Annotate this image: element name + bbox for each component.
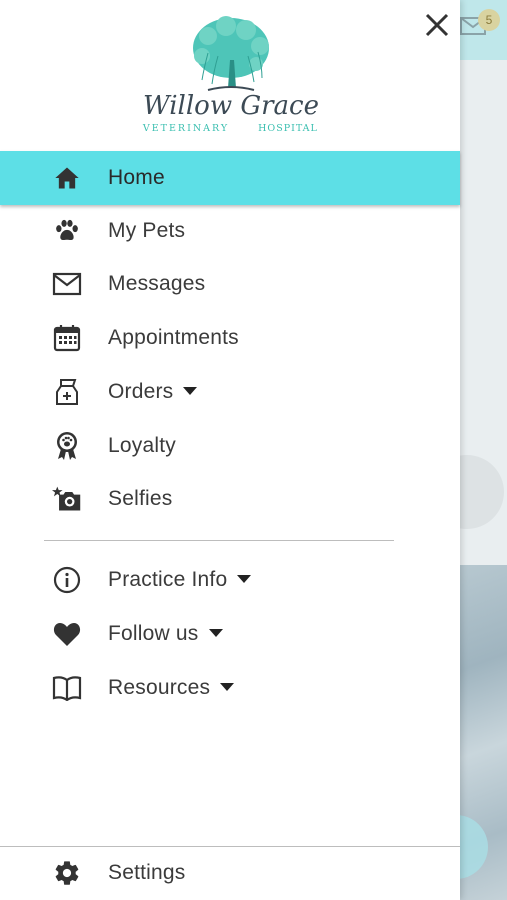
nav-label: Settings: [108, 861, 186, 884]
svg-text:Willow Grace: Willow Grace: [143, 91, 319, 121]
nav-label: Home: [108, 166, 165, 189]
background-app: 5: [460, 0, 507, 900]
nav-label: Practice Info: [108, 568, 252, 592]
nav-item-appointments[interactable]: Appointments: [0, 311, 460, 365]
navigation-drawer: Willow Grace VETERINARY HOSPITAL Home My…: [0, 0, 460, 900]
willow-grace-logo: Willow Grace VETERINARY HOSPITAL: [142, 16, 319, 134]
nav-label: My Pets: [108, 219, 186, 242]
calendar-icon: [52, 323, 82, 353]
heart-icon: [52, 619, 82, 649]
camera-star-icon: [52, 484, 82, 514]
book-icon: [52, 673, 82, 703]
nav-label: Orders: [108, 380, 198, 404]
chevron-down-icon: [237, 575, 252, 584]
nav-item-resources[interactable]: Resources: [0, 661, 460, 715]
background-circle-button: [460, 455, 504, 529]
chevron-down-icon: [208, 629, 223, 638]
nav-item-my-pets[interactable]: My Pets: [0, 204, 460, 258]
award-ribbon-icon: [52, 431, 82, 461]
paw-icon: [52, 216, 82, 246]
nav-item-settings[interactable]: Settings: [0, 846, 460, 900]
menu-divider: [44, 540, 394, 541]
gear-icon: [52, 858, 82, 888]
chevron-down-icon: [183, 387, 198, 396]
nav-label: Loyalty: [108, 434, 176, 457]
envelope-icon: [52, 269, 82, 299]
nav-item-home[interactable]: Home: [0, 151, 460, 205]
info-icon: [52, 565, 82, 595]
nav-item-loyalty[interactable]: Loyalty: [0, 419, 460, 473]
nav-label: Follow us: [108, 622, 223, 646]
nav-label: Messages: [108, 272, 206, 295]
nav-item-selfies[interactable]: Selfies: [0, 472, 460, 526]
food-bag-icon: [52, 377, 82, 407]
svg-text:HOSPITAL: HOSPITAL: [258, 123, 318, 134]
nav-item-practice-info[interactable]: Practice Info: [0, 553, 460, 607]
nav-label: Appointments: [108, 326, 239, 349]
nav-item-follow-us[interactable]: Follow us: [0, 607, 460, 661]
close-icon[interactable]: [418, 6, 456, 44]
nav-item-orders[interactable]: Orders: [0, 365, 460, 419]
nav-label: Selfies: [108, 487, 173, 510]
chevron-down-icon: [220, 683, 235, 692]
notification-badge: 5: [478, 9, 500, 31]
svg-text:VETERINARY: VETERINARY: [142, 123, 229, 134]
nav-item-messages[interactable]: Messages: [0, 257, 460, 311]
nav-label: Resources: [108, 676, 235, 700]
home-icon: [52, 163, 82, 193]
==============================
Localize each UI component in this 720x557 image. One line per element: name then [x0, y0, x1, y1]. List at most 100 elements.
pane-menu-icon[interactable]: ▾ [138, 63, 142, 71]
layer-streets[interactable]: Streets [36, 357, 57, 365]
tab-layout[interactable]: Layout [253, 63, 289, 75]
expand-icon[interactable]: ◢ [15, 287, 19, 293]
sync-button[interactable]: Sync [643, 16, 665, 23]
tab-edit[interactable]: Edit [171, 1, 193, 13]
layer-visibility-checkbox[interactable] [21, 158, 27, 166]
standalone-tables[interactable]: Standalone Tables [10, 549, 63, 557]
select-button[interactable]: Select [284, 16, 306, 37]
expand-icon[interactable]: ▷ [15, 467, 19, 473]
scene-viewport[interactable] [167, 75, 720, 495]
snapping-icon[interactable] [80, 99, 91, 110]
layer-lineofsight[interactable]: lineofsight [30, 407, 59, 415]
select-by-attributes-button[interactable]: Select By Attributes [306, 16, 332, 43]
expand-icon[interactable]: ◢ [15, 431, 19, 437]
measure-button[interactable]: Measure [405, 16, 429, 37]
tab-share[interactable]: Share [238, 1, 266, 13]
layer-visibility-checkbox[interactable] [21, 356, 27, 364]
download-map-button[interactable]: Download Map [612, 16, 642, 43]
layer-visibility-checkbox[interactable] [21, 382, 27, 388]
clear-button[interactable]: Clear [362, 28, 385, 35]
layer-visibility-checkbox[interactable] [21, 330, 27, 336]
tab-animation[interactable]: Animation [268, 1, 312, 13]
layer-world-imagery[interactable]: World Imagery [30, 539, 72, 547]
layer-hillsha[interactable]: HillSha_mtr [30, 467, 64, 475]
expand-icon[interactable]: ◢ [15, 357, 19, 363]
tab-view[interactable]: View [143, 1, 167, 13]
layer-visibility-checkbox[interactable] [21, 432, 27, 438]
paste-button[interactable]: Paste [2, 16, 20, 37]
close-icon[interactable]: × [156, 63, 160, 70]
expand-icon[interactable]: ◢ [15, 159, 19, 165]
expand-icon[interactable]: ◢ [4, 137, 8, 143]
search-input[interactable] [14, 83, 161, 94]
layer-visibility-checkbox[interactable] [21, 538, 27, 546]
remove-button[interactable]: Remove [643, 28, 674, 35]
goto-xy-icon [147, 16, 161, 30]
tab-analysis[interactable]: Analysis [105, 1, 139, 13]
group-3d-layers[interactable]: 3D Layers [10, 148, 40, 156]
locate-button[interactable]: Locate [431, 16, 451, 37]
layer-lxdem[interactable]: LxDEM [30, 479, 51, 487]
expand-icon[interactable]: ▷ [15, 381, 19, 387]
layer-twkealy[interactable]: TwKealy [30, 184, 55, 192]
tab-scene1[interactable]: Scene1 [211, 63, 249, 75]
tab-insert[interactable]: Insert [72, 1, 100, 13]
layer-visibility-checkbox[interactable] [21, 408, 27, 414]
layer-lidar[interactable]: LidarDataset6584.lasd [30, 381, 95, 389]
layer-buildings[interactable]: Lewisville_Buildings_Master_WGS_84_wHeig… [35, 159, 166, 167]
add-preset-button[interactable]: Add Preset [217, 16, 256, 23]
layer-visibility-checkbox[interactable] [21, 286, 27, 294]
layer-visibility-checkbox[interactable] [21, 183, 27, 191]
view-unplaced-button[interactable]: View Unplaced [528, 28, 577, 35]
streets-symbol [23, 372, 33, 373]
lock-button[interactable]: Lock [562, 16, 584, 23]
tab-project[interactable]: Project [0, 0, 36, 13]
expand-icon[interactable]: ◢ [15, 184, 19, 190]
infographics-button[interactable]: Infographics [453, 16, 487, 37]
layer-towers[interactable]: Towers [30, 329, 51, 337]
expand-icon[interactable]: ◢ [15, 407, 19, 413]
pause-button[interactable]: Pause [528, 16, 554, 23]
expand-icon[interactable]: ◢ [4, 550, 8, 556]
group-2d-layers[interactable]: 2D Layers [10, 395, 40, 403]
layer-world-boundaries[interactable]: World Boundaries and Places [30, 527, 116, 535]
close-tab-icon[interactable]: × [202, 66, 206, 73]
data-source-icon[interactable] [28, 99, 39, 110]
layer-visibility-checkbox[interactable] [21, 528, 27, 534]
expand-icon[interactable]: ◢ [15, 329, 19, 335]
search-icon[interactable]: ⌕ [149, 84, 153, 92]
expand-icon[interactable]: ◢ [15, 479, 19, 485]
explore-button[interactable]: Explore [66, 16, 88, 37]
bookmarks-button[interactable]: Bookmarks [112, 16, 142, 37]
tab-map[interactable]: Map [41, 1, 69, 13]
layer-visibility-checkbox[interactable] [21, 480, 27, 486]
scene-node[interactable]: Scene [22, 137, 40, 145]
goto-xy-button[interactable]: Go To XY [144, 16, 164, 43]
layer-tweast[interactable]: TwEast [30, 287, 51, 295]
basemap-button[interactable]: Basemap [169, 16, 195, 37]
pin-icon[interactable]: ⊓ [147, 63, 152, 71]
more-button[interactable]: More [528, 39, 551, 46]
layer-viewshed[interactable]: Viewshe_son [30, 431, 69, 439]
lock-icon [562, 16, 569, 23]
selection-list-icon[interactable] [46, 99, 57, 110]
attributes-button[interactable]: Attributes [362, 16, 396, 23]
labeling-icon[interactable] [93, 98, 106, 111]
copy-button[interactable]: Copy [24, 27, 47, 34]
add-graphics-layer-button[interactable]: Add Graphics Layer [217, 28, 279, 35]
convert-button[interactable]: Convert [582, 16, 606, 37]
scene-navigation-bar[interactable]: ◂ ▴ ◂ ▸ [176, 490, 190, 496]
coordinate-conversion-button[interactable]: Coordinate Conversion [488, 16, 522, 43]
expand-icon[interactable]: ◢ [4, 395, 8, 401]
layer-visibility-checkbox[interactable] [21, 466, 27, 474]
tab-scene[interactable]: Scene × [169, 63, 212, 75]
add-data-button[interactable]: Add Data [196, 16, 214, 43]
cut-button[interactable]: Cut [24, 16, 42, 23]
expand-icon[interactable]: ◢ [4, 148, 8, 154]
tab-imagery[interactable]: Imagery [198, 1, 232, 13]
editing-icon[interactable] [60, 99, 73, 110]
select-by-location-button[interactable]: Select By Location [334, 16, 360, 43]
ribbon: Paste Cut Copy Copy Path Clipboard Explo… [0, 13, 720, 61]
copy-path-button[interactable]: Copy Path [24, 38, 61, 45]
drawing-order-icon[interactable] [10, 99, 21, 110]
==============================
依頼: 上のエントリについて、「nav-label: Settings: [108, 861, 186, 884]」を含む行から始めて「nav-label: Practice Info: [108, 568, 252, 592]」を含む行までを、両端の行も含めて一字も変えずに書き写してください。

解答:
nav-label: Settings: [108, 861, 186, 884]
svg-text:Willow Grace: Willow Grace: [143, 91, 319, 121]
nav-label: Home: [108, 166, 165, 189]
background-app: 5: [460, 0, 507, 900]
nav-label: Practice Info: [108, 568, 252, 592]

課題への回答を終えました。